*** Data Section Begins ***

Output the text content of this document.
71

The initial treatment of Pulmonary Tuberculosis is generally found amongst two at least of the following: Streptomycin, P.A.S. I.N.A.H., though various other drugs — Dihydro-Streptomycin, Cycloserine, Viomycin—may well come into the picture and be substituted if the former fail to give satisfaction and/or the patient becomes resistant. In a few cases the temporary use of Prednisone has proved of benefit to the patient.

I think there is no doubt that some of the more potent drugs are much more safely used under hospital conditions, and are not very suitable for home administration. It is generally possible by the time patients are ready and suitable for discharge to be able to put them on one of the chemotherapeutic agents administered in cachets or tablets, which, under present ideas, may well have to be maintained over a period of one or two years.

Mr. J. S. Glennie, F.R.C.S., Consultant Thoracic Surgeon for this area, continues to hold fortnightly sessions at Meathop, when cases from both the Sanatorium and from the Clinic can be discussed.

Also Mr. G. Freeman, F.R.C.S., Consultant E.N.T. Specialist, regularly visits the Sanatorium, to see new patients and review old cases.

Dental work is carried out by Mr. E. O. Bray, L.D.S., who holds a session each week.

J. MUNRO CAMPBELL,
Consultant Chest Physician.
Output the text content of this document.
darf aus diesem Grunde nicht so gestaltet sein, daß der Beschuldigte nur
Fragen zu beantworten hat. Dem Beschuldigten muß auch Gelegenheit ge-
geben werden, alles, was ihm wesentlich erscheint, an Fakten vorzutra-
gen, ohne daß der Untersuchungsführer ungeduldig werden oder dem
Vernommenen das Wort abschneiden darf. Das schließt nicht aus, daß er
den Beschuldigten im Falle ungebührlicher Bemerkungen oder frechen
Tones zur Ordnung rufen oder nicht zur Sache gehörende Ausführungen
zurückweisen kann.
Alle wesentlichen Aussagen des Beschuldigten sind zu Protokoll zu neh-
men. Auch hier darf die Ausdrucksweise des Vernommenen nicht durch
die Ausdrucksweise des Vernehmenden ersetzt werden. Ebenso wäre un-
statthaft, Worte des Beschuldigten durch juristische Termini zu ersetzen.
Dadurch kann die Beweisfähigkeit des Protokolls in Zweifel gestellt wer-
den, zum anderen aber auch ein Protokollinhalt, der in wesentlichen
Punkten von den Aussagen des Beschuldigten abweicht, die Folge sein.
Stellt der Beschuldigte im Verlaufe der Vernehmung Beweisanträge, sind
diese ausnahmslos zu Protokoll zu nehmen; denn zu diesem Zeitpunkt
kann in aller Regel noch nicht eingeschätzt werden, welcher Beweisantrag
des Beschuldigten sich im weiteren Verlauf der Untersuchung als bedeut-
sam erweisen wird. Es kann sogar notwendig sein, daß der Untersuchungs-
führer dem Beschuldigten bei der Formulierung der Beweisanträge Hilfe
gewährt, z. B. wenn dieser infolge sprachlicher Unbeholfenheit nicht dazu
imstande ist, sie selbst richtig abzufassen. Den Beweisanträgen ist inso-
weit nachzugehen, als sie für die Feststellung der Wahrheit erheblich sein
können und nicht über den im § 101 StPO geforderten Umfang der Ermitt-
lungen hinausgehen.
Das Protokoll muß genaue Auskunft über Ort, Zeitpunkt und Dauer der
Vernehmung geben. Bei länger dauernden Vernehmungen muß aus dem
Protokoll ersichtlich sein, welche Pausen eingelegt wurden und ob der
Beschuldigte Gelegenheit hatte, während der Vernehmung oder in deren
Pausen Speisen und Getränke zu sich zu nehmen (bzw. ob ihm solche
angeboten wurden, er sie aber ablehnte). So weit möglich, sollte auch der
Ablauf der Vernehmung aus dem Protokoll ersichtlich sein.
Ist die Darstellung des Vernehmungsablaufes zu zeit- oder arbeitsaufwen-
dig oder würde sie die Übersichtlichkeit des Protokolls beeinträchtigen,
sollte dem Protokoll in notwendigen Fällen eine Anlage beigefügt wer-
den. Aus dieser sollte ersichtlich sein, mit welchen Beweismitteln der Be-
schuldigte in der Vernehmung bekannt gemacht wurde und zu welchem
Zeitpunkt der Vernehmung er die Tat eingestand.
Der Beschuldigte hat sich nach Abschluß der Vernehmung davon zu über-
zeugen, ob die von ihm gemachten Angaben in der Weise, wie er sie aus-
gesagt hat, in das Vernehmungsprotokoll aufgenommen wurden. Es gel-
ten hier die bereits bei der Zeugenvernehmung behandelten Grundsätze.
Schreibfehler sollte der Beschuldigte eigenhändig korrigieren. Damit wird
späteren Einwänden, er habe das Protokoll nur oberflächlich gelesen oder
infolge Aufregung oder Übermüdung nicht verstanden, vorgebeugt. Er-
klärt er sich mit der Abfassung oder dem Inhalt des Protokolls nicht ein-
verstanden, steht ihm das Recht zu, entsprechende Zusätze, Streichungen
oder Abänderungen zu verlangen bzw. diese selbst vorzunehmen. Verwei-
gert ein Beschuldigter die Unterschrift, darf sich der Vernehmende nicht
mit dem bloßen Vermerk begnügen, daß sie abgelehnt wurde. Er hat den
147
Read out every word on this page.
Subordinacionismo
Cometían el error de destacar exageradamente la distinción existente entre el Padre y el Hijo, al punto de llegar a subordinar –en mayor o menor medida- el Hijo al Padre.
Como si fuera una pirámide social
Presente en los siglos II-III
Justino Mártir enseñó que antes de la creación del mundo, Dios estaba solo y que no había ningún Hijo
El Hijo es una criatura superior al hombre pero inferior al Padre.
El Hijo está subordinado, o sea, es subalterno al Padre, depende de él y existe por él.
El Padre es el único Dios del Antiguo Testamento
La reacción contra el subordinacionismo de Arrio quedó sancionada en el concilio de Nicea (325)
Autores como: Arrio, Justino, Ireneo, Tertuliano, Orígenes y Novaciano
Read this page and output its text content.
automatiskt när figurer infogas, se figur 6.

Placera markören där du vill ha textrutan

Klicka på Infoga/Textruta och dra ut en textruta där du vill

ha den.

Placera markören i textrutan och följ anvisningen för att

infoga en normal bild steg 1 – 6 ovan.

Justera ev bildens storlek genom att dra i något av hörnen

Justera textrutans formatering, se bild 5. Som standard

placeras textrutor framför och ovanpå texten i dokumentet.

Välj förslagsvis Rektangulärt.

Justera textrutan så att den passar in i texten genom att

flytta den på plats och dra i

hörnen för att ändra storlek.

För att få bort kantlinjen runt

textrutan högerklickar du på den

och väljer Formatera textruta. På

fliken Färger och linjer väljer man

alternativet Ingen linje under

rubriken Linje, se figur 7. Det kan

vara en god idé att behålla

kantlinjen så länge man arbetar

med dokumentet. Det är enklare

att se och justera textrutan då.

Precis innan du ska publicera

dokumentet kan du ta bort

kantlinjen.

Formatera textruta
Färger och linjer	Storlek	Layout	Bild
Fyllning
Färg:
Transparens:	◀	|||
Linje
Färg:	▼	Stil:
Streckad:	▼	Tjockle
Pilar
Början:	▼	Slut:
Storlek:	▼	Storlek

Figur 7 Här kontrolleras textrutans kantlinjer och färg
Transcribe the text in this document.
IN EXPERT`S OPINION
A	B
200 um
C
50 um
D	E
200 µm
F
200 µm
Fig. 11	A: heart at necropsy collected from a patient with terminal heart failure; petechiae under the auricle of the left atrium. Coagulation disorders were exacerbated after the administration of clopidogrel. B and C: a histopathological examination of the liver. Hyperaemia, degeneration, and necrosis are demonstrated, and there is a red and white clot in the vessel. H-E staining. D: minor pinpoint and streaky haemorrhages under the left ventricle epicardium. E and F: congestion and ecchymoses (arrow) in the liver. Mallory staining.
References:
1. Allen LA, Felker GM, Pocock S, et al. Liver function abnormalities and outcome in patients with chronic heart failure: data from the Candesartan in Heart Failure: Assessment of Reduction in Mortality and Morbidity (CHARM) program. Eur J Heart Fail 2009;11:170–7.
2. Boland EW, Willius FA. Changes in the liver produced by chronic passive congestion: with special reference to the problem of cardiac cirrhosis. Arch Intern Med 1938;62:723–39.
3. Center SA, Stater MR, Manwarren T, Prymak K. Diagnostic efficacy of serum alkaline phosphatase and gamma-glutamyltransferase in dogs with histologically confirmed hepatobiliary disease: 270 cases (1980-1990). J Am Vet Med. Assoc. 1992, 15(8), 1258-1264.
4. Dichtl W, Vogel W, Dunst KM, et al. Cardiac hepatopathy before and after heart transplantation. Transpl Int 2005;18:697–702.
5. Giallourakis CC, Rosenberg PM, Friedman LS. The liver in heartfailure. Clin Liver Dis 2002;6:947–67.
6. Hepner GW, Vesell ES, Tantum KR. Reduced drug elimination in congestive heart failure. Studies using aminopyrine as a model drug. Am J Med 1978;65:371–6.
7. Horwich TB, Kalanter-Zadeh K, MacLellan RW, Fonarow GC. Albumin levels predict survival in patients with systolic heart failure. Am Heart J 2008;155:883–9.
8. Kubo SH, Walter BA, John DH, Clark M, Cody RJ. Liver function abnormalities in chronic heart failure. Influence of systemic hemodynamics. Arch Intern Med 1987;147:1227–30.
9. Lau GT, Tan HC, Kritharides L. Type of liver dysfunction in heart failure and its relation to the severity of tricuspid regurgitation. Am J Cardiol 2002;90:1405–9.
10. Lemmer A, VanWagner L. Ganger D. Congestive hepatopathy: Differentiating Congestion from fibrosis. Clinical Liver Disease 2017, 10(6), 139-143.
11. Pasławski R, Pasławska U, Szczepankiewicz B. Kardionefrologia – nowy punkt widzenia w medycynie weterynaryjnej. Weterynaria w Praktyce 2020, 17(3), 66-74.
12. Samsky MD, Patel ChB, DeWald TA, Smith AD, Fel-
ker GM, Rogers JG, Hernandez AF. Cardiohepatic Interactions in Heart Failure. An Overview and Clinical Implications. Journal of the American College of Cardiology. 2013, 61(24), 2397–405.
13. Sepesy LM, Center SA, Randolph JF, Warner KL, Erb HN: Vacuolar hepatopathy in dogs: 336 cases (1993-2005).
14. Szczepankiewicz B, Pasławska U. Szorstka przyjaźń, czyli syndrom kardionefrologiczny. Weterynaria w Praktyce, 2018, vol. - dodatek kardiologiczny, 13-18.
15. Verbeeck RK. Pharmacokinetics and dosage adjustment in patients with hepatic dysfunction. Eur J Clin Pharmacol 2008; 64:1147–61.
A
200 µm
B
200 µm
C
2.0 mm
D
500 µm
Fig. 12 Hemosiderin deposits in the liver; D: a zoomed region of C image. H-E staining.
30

*** Data Section Ends ***

**Work to complete**. Go through the listing above and copy each line that contains "Sanatorium".

**Solution to this exercise**.
Mr. J. S. Glennie, F.R.C.S., Consultant Thoracic Surgeon for this area, continues to hold fortnightly sessions at Meathop, when cases from both the Sanatorium and from the Clinic can be discussed.
Also Mr. G. Freeman, F.R.C.S., Consultant E.N.T. Specialist, regularly visits the Sanatorium, to see new patients and review old cases.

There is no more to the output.